> [WHAT IS EXPECTED]
Look through the data and write out every line with the word "traveled" in it.
━━━━━━━━━━
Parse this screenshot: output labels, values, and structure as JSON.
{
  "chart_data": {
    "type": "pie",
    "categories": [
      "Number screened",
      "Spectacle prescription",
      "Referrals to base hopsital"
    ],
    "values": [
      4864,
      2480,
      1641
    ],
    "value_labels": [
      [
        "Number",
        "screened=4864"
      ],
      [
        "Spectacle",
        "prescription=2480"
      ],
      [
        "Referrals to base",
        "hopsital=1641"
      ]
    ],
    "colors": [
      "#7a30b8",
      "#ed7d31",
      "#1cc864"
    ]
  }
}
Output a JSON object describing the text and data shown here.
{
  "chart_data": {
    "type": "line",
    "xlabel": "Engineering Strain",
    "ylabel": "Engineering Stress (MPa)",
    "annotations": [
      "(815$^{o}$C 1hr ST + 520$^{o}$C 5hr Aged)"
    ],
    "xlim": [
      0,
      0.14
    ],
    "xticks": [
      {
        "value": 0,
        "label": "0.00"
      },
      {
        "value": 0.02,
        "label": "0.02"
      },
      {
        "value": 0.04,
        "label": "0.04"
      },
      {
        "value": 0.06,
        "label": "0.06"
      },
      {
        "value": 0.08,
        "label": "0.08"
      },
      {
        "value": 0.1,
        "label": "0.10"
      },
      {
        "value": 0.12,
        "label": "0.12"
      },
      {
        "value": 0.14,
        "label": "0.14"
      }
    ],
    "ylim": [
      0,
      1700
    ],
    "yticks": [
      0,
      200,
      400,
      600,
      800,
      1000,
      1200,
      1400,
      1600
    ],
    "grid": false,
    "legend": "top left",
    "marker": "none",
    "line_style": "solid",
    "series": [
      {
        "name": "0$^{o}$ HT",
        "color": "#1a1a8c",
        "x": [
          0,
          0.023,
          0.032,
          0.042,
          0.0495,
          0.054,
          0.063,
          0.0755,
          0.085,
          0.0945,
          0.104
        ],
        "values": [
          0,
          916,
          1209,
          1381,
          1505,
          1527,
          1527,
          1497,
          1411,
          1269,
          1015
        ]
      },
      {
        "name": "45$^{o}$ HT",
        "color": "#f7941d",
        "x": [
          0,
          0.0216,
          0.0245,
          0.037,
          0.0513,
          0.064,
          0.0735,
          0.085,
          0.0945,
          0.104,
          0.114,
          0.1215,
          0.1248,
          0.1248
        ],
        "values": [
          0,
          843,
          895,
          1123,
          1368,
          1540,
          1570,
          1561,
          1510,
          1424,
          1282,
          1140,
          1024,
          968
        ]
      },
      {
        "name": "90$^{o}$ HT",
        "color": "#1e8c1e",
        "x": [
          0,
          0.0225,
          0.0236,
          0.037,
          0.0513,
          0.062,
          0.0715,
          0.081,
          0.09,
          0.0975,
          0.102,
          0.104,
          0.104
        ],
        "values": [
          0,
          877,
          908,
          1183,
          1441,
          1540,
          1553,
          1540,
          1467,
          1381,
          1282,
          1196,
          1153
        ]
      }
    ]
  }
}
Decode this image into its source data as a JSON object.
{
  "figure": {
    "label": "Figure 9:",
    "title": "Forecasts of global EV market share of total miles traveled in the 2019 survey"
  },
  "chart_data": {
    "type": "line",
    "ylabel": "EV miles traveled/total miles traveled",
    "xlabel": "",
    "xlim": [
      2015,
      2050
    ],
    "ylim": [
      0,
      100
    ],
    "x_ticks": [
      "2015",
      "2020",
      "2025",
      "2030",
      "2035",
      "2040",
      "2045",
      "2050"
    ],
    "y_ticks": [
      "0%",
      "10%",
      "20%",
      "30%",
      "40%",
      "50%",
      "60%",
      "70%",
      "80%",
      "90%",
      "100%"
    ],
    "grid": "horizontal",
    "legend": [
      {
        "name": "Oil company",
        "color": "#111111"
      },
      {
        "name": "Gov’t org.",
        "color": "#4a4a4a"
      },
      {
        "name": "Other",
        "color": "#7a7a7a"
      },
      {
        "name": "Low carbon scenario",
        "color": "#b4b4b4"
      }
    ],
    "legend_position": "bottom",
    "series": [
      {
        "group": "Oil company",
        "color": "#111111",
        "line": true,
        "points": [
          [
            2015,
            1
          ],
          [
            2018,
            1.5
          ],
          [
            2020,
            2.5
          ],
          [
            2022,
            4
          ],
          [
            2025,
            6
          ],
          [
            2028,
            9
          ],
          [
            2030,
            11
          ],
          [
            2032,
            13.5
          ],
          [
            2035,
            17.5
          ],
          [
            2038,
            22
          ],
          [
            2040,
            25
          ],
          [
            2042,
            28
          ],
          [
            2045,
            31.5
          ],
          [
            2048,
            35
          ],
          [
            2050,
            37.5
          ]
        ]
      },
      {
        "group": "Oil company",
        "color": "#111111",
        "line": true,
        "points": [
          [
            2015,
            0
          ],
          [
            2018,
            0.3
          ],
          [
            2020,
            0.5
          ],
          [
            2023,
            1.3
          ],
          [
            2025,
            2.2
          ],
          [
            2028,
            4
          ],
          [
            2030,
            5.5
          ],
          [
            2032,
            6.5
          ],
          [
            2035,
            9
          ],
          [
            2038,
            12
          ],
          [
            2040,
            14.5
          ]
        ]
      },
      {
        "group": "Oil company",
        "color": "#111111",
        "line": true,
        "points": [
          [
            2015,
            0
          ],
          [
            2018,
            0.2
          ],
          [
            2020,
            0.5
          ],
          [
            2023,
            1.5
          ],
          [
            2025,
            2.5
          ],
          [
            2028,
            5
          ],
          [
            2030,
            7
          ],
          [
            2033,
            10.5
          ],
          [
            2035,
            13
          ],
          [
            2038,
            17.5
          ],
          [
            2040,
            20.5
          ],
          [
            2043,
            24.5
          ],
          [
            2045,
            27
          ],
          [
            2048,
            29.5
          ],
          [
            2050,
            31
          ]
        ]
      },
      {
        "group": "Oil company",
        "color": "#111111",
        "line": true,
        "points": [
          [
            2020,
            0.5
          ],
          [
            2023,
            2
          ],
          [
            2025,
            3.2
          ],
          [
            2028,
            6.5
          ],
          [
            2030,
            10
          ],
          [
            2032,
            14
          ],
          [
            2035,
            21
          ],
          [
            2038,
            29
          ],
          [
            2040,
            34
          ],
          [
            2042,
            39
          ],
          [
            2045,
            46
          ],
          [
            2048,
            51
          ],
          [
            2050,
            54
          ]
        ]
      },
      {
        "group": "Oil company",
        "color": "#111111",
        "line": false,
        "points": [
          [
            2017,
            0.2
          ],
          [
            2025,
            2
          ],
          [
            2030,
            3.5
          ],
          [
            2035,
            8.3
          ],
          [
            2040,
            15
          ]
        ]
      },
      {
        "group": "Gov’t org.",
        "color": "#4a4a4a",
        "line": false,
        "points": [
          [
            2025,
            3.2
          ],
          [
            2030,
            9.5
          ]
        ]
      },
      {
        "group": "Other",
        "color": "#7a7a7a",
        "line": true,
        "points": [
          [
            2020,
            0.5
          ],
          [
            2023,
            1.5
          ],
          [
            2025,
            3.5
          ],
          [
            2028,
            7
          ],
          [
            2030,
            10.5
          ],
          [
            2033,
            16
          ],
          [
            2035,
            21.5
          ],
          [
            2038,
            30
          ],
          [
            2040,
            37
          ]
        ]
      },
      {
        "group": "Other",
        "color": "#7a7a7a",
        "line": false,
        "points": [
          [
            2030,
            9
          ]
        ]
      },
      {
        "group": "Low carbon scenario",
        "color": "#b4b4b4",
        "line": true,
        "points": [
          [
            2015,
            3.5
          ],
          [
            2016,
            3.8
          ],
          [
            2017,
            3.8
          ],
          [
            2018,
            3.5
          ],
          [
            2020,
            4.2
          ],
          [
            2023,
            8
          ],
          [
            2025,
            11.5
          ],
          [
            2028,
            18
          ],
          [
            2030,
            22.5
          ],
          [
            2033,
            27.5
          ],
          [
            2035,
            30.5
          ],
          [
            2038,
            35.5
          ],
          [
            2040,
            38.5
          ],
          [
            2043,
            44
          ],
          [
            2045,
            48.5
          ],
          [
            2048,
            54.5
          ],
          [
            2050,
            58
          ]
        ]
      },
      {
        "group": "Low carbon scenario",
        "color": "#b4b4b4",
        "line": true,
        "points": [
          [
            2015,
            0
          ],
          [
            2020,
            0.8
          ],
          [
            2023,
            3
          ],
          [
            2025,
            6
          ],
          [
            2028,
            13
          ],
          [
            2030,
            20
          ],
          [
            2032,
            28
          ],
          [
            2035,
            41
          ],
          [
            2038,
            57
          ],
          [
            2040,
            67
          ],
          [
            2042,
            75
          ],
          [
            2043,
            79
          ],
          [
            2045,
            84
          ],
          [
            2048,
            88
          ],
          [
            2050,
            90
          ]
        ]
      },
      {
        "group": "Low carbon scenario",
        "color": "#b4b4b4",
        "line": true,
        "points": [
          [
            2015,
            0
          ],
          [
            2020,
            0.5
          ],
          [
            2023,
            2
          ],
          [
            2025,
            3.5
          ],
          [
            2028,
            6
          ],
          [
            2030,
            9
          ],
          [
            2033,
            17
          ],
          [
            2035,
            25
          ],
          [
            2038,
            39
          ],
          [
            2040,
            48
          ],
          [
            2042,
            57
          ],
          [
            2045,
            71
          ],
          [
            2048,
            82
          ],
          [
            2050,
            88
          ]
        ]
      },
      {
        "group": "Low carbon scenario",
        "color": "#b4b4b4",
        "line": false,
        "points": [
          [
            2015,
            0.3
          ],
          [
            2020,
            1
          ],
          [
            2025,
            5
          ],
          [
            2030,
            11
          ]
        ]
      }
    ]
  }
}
━━━━━━━━━━
> [TASK ANSWER]
    "title": "Forecasts of global EV market share of total miles traveled in the 2019 survey"
    "ylabel": "EV miles traveled/total miles traveled",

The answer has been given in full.